Data extracted from a collection:
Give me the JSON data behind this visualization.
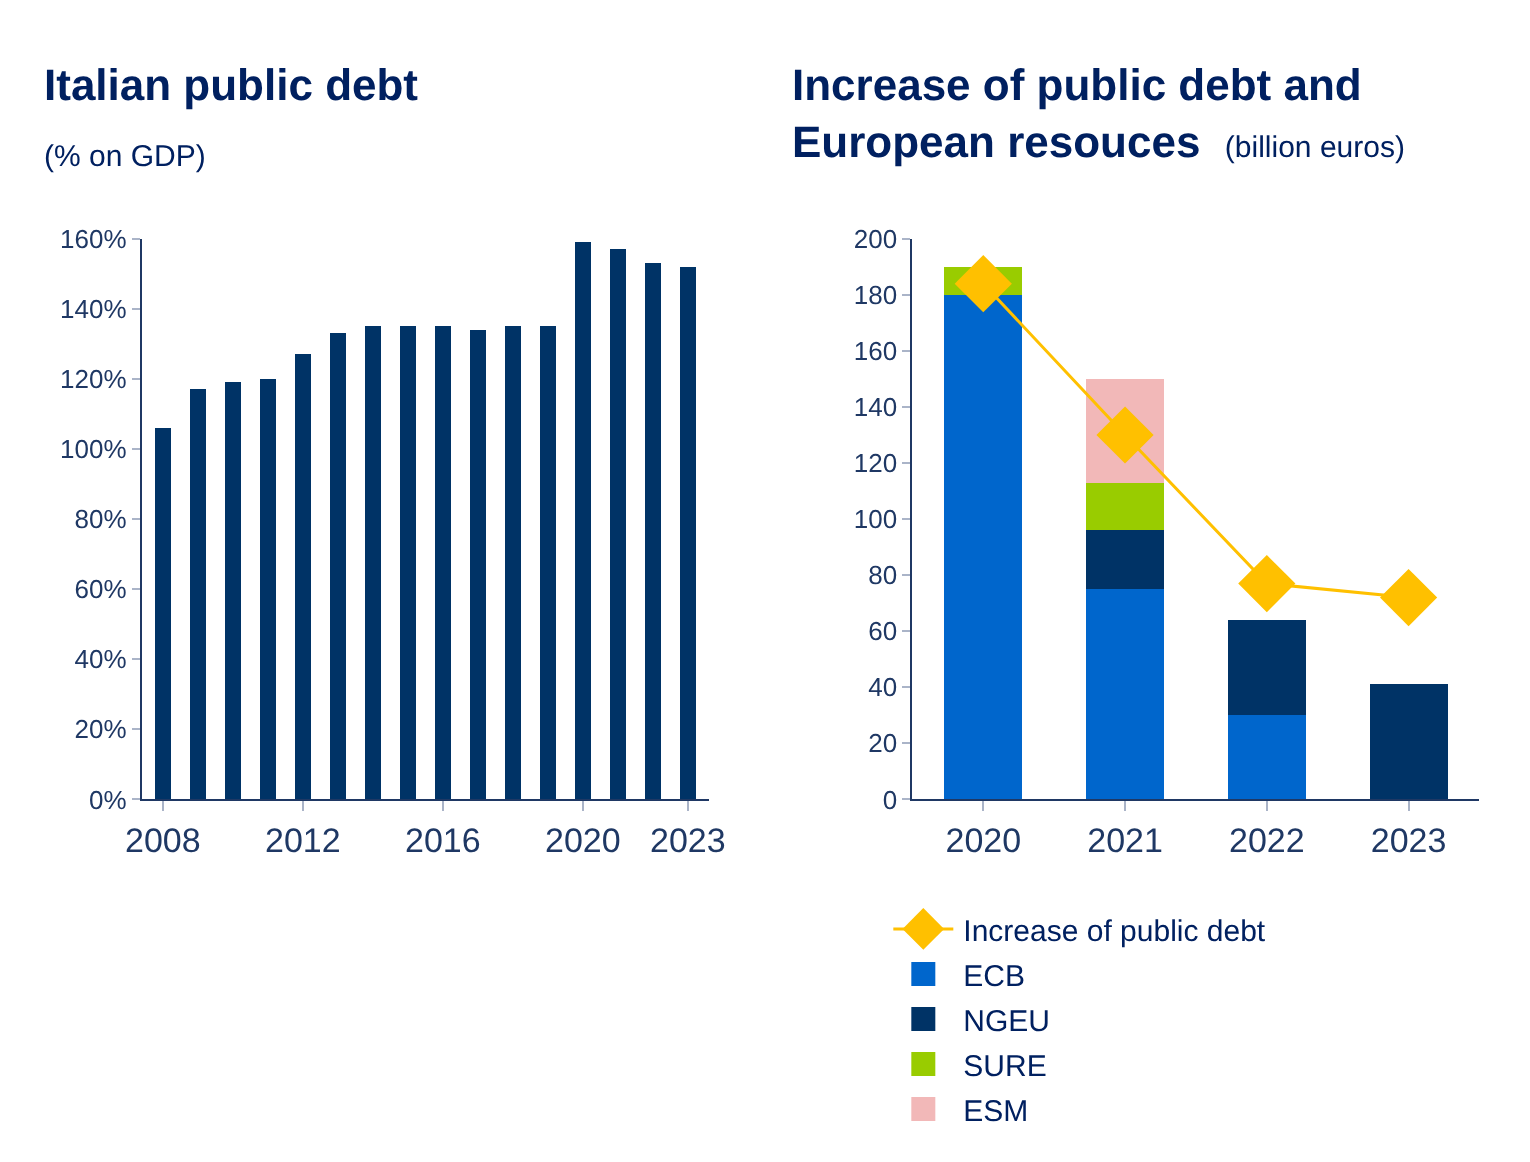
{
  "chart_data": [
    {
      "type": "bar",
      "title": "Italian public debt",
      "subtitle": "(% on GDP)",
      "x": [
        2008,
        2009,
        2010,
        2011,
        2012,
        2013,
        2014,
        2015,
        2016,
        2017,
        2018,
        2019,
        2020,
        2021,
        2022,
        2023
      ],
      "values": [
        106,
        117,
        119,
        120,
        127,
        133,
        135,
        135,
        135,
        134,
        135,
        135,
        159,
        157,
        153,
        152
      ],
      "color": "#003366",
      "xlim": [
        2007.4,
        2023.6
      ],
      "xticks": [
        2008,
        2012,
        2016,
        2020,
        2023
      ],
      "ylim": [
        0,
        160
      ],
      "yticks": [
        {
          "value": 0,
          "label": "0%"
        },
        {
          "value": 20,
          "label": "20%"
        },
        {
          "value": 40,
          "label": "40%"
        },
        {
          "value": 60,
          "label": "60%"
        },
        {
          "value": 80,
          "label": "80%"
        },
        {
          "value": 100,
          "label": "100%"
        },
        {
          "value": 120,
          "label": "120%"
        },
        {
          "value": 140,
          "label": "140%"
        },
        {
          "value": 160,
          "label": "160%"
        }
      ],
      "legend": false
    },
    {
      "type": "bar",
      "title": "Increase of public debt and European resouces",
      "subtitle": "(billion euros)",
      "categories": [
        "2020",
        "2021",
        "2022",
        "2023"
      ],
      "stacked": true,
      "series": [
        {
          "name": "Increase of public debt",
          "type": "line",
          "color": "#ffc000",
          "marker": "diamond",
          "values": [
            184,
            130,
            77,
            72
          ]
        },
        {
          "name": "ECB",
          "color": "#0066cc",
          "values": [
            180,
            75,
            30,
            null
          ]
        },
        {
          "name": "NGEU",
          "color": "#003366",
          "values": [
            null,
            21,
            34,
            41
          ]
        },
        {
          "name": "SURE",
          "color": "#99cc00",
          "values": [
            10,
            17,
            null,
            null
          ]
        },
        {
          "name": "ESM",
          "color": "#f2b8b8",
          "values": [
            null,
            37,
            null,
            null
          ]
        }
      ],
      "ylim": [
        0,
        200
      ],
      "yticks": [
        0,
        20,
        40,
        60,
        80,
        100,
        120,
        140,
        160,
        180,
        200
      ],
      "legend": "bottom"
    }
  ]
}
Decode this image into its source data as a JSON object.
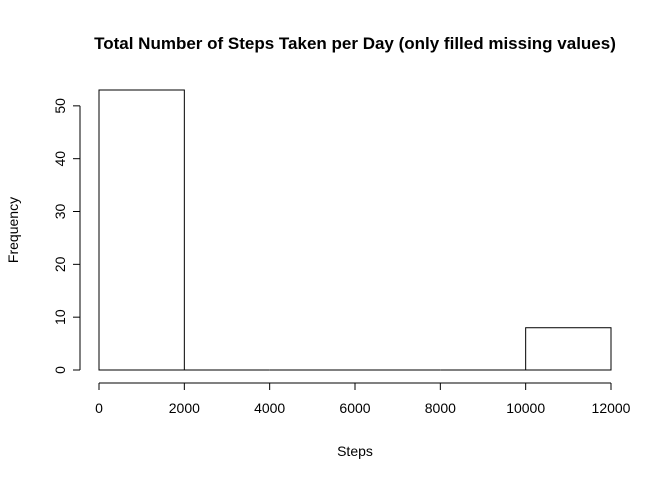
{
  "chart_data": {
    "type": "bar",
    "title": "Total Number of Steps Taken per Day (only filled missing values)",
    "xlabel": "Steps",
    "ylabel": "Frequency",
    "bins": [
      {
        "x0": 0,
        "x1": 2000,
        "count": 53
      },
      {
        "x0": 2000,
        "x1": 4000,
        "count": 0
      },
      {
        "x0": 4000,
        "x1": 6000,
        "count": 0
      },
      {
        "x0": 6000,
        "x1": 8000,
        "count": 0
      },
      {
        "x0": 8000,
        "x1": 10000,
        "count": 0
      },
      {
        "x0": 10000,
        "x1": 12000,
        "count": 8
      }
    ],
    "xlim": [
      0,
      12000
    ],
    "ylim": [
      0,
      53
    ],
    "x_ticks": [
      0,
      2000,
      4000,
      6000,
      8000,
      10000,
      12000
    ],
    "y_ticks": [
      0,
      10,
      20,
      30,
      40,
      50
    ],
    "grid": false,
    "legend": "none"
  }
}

• Required work: Pull every line containing the word "JSON" out of the material and copy it.

• In response:
Give me the JSON data behind this visualization.
Decode this image into its source data as a JSON object.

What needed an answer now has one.